--- Dataset entries ---
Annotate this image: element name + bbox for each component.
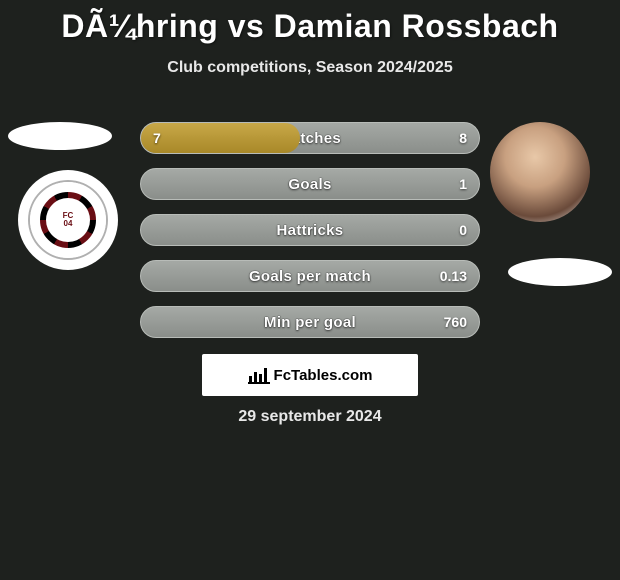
stat-value-right: 0 [459, 222, 467, 238]
club-badge-icon: FC04 [30, 182, 106, 258]
source-logo: FcTables.com [202, 354, 418, 396]
player1-club-badge: FC04 [18, 170, 118, 270]
stat-value-left: 7 [153, 130, 161, 146]
source-logo-text: FcTables.com [274, 367, 373, 384]
stat-label: Goals [288, 176, 331, 193]
player2-club-placeholder [508, 258, 612, 286]
bar-chart-icon [248, 366, 270, 384]
stat-label: Min per goal [264, 314, 356, 331]
stat-value-right: 8 [459, 130, 467, 146]
stat-bar-left [141, 123, 300, 153]
stat-label: Hattricks [277, 222, 344, 239]
comparison-card: DÃ¼hring vs Damian Rossbach Club competi… [0, 0, 620, 580]
stat-row: Min per goal 760 [140, 306, 480, 338]
stat-row: Hattricks 0 [140, 214, 480, 246]
stat-row: Goals per match 0.13 [140, 260, 480, 292]
stat-label: Goals per match [249, 268, 371, 285]
stats-table: Matches78Goals1Hattricks0Goals per match… [140, 122, 480, 352]
stat-value-right: 760 [444, 314, 467, 330]
stat-row: Matches78 [140, 122, 480, 154]
stat-value-right: 0.13 [440, 268, 467, 284]
stat-row: Goals 1 [140, 168, 480, 200]
subtitle: Club competitions, Season 2024/2025 [0, 59, 620, 77]
stat-value-right: 1 [459, 176, 467, 192]
page-title: DÃ¼hring vs Damian Rossbach [0, 0, 620, 45]
player1-photo-placeholder [8, 122, 112, 150]
player2-photo [490, 122, 590, 222]
club-badge-text: FC04 [46, 198, 90, 242]
date-line: 29 september 2024 [0, 408, 620, 426]
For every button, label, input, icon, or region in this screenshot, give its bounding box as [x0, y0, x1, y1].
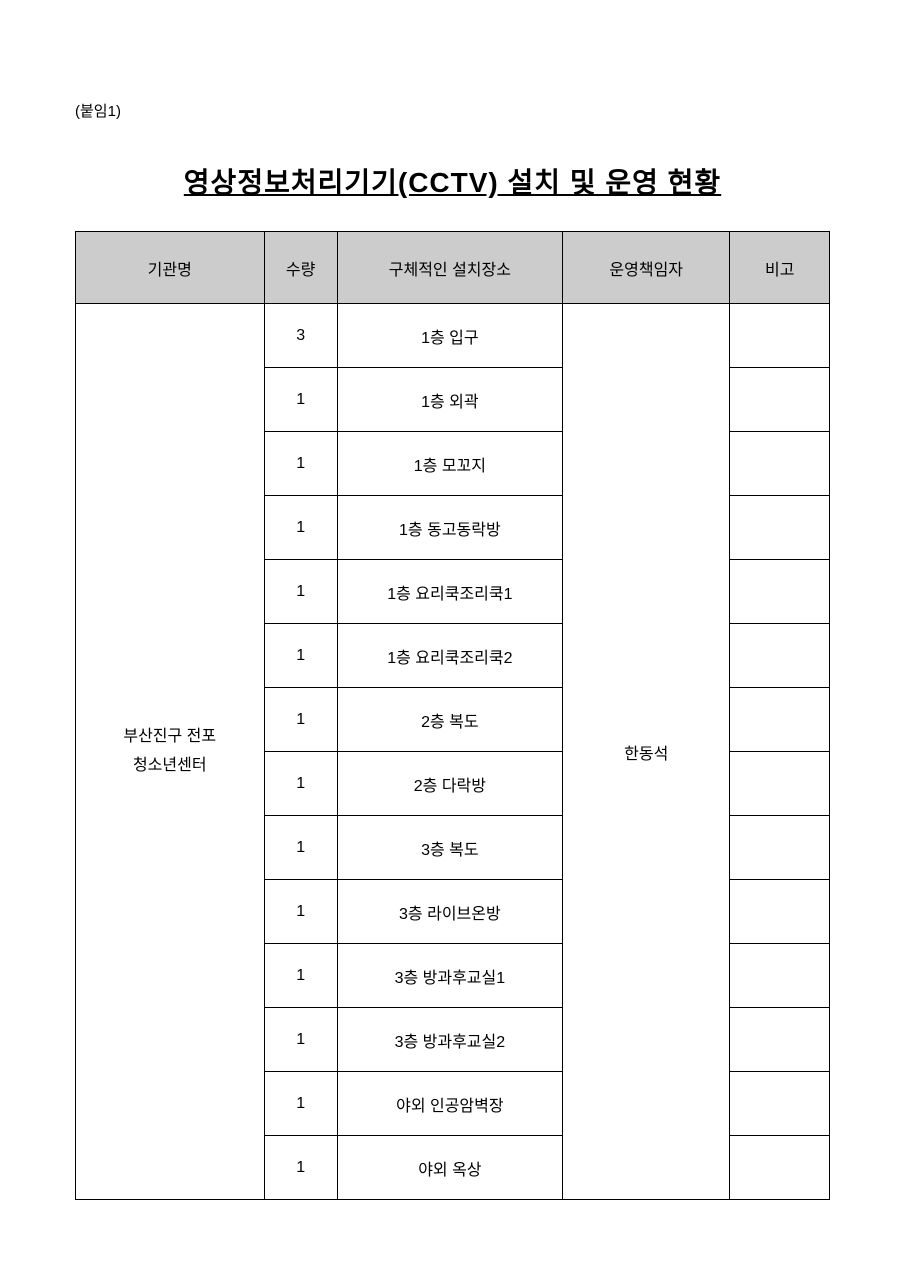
org-name-cell: 부산진구 전포청소년센터: [76, 304, 265, 1200]
note-cell: [730, 624, 830, 688]
table-header-row: 기관명 수량 구체적인 설치장소 운영책임자 비고: [76, 232, 830, 304]
location-cell: 2층 다락방: [337, 752, 562, 816]
location-cell: 1층 외곽: [337, 368, 562, 432]
col-header-manager: 운영책임자: [562, 232, 730, 304]
location-cell: 야외 옥상: [337, 1136, 562, 1200]
location-cell: 3층 라이브온방: [337, 880, 562, 944]
qty-cell: 1: [264, 1072, 337, 1136]
attachment-label: (붙임1): [75, 100, 830, 121]
qty-cell: 3: [264, 304, 337, 368]
qty-cell: 1: [264, 1008, 337, 1072]
page-title: 영상정보처리기기(CCTV) 설치 및 운영 현황: [75, 161, 830, 201]
note-cell: [730, 752, 830, 816]
manager-cell: 한동석: [562, 304, 730, 1200]
col-header-note: 비고: [730, 232, 830, 304]
location-cell: 1층 요리쿡조리쿡1: [337, 560, 562, 624]
note-cell: [730, 432, 830, 496]
location-cell: 1층 동고동락방: [337, 496, 562, 560]
qty-cell: 1: [264, 496, 337, 560]
note-cell: [730, 688, 830, 752]
note-cell: [730, 304, 830, 368]
org-name-line1: 부산진구 전포: [123, 728, 216, 745]
cctv-table: 기관명 수량 구체적인 설치장소 운영책임자 비고 부산진구 전포청소년센터31…: [75, 231, 830, 1200]
qty-cell: 1: [264, 624, 337, 688]
note-cell: [730, 1008, 830, 1072]
location-cell: 1층 모꼬지: [337, 432, 562, 496]
table-body: 부산진구 전포청소년센터31층 입구한동석11층 외곽11층 모꼬지11층 동고…: [76, 304, 830, 1200]
note-cell: [730, 1072, 830, 1136]
qty-cell: 1: [264, 368, 337, 432]
note-cell: [730, 1136, 830, 1200]
note-cell: [730, 368, 830, 432]
col-header-qty: 수량: [264, 232, 337, 304]
note-cell: [730, 944, 830, 1008]
table-row: 부산진구 전포청소년센터31층 입구한동석: [76, 304, 830, 368]
qty-cell: 1: [264, 432, 337, 496]
col-header-org: 기관명: [76, 232, 265, 304]
location-cell: 1층 요리쿡조리쿡2: [337, 624, 562, 688]
col-header-location: 구체적인 설치장소: [337, 232, 562, 304]
note-cell: [730, 560, 830, 624]
qty-cell: 1: [264, 688, 337, 752]
qty-cell: 1: [264, 752, 337, 816]
qty-cell: 1: [264, 1136, 337, 1200]
note-cell: [730, 880, 830, 944]
note-cell: [730, 496, 830, 560]
location-cell: 3층 방과후교실2: [337, 1008, 562, 1072]
org-name-line2: 청소년센터: [133, 757, 207, 774]
qty-cell: 1: [264, 944, 337, 1008]
location-cell: 3층 복도: [337, 816, 562, 880]
qty-cell: 1: [264, 816, 337, 880]
qty-cell: 1: [264, 560, 337, 624]
location-cell: 야외 인공암벽장: [337, 1072, 562, 1136]
location-cell: 1층 입구: [337, 304, 562, 368]
note-cell: [730, 816, 830, 880]
location-cell: 3층 방과후교실1: [337, 944, 562, 1008]
qty-cell: 1: [264, 880, 337, 944]
location-cell: 2층 복도: [337, 688, 562, 752]
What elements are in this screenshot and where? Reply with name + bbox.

--- Task description ---
Copy verbatim the lines above, starting with the line that contains "stat-value-right: 0 [459, 222, 467, 238]" and continuing through the line that contains "stat-label: Goals [288, 176, 331, 193]".

--- Answer for this exercise ---
stat-value-right: 0 [459, 222, 467, 238]
club-badge-icon: FC04 [30, 182, 106, 258]
source-logo: FcTables.com [202, 354, 418, 396]
player1-club-badge: FC04 [18, 170, 118, 270]
stat-value-left: 7 [153, 130, 161, 146]
source-logo-text: FcTables.com [274, 367, 373, 384]
stat-label: Goals [288, 176, 331, 193]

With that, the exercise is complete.